Work required » Reproduce all lines of the listing below in which the word "none" occurs.

Data entries for graphics
begin

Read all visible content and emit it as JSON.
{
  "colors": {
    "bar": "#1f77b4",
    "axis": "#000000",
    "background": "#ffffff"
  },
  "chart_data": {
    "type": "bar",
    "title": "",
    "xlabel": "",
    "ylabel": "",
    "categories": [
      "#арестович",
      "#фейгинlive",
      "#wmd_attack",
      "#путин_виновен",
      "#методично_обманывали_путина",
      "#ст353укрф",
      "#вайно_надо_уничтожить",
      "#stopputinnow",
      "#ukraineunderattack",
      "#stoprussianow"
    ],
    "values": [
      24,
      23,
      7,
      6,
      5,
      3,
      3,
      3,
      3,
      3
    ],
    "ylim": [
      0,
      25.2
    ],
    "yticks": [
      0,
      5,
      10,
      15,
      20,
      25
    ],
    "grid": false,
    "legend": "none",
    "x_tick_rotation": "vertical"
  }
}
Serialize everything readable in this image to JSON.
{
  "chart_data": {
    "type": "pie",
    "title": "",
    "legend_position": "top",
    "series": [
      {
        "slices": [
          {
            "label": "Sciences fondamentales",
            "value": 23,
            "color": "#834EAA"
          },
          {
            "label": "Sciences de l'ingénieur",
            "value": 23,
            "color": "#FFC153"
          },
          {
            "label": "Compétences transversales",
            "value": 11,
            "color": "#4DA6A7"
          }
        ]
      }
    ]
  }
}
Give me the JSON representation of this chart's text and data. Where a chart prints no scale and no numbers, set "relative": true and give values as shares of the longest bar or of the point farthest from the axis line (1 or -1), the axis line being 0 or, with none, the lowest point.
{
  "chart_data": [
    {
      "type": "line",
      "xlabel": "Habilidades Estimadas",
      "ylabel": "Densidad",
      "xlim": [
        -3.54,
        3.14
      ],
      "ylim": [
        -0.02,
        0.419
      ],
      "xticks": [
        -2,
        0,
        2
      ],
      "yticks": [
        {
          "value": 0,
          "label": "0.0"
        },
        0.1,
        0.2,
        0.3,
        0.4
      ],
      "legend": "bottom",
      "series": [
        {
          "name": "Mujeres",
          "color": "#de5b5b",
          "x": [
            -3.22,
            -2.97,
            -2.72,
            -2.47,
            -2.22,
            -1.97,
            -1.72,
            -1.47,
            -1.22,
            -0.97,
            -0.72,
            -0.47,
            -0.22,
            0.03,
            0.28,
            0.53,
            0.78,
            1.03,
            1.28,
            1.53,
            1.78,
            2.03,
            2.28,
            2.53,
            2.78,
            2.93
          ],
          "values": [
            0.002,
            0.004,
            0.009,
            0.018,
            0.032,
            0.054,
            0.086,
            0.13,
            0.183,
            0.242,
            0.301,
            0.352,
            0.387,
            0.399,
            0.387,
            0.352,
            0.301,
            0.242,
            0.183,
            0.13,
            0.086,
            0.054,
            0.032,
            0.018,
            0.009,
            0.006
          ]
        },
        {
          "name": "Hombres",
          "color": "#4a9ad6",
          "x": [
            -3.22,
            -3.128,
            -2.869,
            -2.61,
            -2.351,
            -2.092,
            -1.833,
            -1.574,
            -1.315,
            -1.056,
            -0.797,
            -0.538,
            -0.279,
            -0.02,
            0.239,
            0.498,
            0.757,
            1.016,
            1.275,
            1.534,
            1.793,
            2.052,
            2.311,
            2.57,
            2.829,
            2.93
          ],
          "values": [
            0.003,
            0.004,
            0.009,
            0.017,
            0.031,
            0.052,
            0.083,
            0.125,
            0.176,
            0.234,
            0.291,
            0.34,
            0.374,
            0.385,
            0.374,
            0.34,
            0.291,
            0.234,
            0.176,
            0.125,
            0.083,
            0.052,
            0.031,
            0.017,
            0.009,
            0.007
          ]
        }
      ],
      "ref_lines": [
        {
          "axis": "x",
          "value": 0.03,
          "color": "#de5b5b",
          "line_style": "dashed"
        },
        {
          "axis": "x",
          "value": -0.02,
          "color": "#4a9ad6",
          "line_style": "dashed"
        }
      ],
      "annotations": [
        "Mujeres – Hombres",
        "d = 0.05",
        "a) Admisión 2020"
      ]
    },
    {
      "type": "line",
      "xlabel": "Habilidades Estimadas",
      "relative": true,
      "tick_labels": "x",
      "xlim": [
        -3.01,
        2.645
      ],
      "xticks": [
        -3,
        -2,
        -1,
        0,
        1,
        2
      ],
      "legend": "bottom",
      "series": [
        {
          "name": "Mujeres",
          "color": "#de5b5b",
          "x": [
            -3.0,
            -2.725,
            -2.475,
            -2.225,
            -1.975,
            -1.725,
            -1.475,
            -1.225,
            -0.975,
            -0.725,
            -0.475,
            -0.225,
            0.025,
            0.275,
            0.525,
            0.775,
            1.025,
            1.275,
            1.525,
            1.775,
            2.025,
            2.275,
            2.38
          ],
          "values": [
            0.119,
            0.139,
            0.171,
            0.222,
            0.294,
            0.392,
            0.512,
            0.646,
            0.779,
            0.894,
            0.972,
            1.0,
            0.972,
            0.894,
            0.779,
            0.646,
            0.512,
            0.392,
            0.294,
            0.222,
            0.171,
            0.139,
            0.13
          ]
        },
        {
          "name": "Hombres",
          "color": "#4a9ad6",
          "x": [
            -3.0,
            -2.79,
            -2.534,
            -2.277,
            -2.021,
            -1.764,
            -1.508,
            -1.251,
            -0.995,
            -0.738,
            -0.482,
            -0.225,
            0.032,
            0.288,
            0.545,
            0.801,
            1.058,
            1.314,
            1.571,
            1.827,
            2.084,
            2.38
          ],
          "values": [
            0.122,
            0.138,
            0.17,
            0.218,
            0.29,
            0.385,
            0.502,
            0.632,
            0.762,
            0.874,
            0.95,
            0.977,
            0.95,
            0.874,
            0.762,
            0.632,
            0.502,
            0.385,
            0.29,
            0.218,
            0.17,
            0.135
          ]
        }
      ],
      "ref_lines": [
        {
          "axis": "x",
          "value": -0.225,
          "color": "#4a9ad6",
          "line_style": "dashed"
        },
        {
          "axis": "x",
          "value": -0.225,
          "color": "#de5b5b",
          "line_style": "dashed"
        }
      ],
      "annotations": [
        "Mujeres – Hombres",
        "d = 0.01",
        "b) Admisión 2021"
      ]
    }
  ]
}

end

Problem solution »
    "legend": "none",
Give me the JSON representation of this chart's text and data. Where a chart prints no scale and no numbers, set "relative": true and give values as shares of the longest bar or of the point farthest from the axis line (1 or -1), the axis line being 0 or, with none, the lowest point.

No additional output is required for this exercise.